◆ **MATERIAL FOR THIS TASK**
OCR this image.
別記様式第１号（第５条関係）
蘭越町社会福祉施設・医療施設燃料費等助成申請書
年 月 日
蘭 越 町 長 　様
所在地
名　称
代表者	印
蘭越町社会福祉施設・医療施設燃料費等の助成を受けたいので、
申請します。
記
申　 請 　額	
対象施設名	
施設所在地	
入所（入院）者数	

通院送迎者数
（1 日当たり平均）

◆ **WRITTEN INSTRUCTION**
Restate all of the entries exactly, please.

◆ **TASK RESULT**
OCR this image.
別記様式第１号（第５条関係）
蘭越町社会福祉施設・医療施設燃料費等助成申請書
年 月 日
蘭 越 町 長 　様
所在地
名　称
代表者	印
蘭越町社会福祉施設・医療施設燃料費等の助成を受けたいので、
申請します。
記
申　 請 　額	
対象施設名	
施設所在地	
入所（入院）者数	

通院送迎者数
（1 日当たり平均）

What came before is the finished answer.